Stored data

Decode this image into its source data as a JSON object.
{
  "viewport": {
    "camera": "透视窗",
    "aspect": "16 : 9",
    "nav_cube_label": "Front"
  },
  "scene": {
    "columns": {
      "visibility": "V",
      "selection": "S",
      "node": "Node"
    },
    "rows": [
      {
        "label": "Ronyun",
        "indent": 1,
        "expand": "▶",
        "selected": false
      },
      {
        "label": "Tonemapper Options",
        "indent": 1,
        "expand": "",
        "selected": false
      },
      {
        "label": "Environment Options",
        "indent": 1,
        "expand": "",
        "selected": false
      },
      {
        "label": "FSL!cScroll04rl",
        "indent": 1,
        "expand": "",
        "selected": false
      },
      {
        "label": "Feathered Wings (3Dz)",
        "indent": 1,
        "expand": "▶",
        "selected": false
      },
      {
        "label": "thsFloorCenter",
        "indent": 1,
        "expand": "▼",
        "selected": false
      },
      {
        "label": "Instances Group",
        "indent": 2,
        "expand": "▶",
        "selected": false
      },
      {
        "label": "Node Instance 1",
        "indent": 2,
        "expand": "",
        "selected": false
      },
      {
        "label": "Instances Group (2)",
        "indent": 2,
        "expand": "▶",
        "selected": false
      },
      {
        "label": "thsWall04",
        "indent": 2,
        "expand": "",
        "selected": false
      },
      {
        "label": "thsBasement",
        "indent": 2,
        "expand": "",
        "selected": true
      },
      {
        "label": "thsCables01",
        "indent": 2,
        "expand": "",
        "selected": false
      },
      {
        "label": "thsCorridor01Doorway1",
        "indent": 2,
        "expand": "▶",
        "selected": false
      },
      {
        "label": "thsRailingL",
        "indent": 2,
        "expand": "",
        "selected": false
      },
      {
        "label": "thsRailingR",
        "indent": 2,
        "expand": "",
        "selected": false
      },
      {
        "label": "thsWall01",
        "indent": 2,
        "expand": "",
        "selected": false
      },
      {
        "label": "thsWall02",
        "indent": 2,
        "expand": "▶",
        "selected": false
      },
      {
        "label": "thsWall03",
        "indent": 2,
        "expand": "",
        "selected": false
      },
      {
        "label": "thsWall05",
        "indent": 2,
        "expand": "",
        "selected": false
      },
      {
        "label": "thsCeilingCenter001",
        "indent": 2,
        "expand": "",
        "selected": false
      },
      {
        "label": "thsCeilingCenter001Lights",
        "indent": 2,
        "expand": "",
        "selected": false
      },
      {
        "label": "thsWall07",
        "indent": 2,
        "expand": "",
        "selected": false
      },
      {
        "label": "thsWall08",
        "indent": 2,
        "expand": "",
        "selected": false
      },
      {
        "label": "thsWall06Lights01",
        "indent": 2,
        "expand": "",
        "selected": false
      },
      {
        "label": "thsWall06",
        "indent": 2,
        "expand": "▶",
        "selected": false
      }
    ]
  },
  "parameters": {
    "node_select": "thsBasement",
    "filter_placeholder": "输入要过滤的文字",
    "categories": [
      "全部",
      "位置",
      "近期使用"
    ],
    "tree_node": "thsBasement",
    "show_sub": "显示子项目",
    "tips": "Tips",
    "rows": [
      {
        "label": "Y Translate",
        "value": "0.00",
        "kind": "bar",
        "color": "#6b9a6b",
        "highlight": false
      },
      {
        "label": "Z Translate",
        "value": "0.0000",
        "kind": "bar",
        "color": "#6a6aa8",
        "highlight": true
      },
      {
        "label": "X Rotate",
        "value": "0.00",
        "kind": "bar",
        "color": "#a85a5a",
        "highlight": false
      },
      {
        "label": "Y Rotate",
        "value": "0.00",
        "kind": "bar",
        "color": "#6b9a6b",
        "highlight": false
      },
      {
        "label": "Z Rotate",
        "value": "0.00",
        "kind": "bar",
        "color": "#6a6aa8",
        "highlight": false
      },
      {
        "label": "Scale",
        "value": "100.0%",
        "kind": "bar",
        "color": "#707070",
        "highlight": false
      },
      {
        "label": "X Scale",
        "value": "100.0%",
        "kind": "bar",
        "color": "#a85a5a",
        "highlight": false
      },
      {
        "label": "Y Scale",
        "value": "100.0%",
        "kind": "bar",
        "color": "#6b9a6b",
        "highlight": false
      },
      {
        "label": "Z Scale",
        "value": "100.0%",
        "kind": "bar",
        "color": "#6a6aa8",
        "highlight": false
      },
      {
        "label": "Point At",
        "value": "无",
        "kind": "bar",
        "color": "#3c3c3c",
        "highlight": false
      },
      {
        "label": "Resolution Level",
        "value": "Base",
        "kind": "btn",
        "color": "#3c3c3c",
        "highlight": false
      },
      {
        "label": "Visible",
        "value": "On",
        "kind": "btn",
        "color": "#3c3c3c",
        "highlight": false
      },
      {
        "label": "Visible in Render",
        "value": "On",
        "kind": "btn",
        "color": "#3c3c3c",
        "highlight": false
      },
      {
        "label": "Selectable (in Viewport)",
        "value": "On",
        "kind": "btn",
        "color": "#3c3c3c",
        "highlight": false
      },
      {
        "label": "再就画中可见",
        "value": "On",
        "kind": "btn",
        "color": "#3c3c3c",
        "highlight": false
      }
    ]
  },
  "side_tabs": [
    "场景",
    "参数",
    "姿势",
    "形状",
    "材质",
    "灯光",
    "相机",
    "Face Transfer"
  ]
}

Given instruction: Please set down the whole listing above without altering a single line.

Correct response:
Decode this image into its source data as a JSON object.
{
  "viewport": {
    "camera": "透视窗",
    "aspect": "16 : 9",
    "nav_cube_label": "Front"
  },
  "scene": {
    "columns": {
      "visibility": "V",
      "selection": "S",
      "node": "Node"
    },
    "rows": [
      {
        "label": "Ronyun",
        "indent": 1,
        "expand": "▶",
        "selected": false
      },
      {
        "label": "Tonemapper Options",
        "indent": 1,
        "expand": "",
        "selected": false
      },
      {
        "label": "Environment Options",
        "indent": 1,
        "expand": "",
        "selected": false
      },
      {
        "label": "FSL!cScroll04rl",
        "indent": 1,
        "expand": "",
        "selected": false
      },
      {
        "label": "Feathered Wings (3Dz)",
        "indent": 1,
        "expand": "▶",
        "selected": false
      },
      {
        "label": "thsFloorCenter",
        "indent": 1,
        "expand": "▼",
        "selected": false
      },
      {
        "label": "Instances Group",
        "indent": 2,
        "expand": "▶",
        "selected": false
      },
      {
        "label": "Node Instance 1",
        "indent": 2,
        "expand": "",
        "selected": false
      },
      {
        "label": "Instances Group (2)",
        "indent": 2,
        "expand": "▶",
        "selected": false
      },
      {
        "label": "thsWall04",
        "indent": 2,
        "expand": "",
        "selected": false
      },
      {
        "label": "thsBasement",
        "indent": 2,
        "expand": "",
        "selected": true
      },
      {
        "label": "thsCables01",
        "indent": 2,
        "expand": "",
        "selected": false
      },
      {
        "label": "thsCorridor01Doorway1",
        "indent": 2,
        "expand": "▶",
        "selected": false
      },
      {
        "label": "thsRailingL",
        "indent": 2,
        "expand": "",
        "selected": false
      },
      {
        "label": "thsRailingR",
        "indent": 2,
        "expand": "",
        "selected": false
      },
      {
        "label": "thsWall01",
        "indent": 2,
        "expand": "",
        "selected": false
      },
      {
        "label": "thsWall02",
        "indent": 2,
        "expand": "▶",
        "selected": false
      },
      {
        "label": "thsWall03",
        "indent": 2,
        "expand": "",
        "selected": false
      },
      {
        "label": "thsWall05",
        "indent": 2,
        "expand": "",
        "selected": false
      },
      {
        "label": "thsCeilingCenter001",
        "indent": 2,
        "expand": "",
        "selected": false
      },
      {
        "label": "thsCeilingCenter001Lights",
        "indent": 2,
        "expand": "",
        "selected": false
      },
      {
        "label": "thsWall07",
        "indent": 2,
        "expand": "",
        "selected": false
      },
      {
        "label": "thsWall08",
        "indent": 2,
        "expand": "",
        "selected": false
      },
      {
        "label": "thsWall06Lights01",
        "indent": 2,
        "expand": "",
        "selected": false
      },
      {
        "label": "thsWall06",
        "indent": 2,
        "expand": "▶",
        "selected": false
      }
    ]
  },
  "parameters": {
    "node_select": "thsBasement",
    "filter_placeholder": "输入要过滤的文字",
    "categories": [
      "全部",
      "位置",
      "近期使用"
    ],
    "tree_node": "thsBasement",
    "show_sub": "显示子项目",
    "tips": "Tips",
    "rows": [
      {
        "label": "Y Translate",
        "value": "0.00",
        "kind": "bar",
        "color": "#6b9a6b",
        "highlight": false
      },
      {
        "label": "Z Translate",
        "value": "0.0000",
        "kind": "bar",
        "color": "#6a6aa8",
        "highlight": true
      },
      {
        "label": "X Rotate",
        "value": "0.00",
        "kind": "bar",
        "color": "#a85a5a",
        "highlight": false
      },
      {
        "label": "Y Rotate",
        "value": "0.00",
        "kind": "bar",
        "color": "#6b9a6b",
        "highlight": false
      },
      {
        "label": "Z Rotate",
        "value": "0.00",
        "kind": "bar",
        "color": "#6a6aa8",
        "highlight": false
      },
      {
        "label": "Scale",
        "value": "100.0%",
        "kind": "bar",
        "color": "#707070",
        "highlight": false
      },
      {
        "label": "X Scale",
        "value": "100.0%",
        "kind": "bar",
        "color": "#a85a5a",
        "highlight": false
      },
      {
        "label": "Y Scale",
        "value": "100.0%",
        "kind": "bar",
        "color": "#6b9a6b",
        "highlight": false
      },
      {
        "label": "Z Scale",
        "value": "100.0%",
        "kind": "bar",
        "color": "#6a6aa8",
        "highlight": false
      },
      {
        "label": "Point At",
        "value": "无",
        "kind": "bar",
        "color": "#3c3c3c",
        "highlight": false
      },
      {
        "label": "Resolution Level",
        "value": "Base",
        "kind": "btn",
        "color": "#3c3c3c",
        "highlight": false
      },
      {
        "label": "Visible",
        "value": "On",
        "kind": "btn",
        "color": "#3c3c3c",
        "highlight": false
      },
      {
        "label": "Visible in Render",
        "value": "On",
        "kind": "btn",
        "color": "#3c3c3c",
        "highlight": false
      },
      {
        "label": "Selectable (in Viewport)",
        "value": "On",
        "kind": "btn",
        "color": "#3c3c3c",
        "highlight": false
      },
      {
        "label": "再就画中可见",
        "value": "On",
        "kind": "btn",
        "color": "#3c3c3c",
        "highlight": false
      }
    ]
  },
  "side_tabs": [
    "场景",
    "参数",
    "姿势",
    "形状",
    "材质",
    "灯光",
    "相机",
    "Face Transfer"
  ]
}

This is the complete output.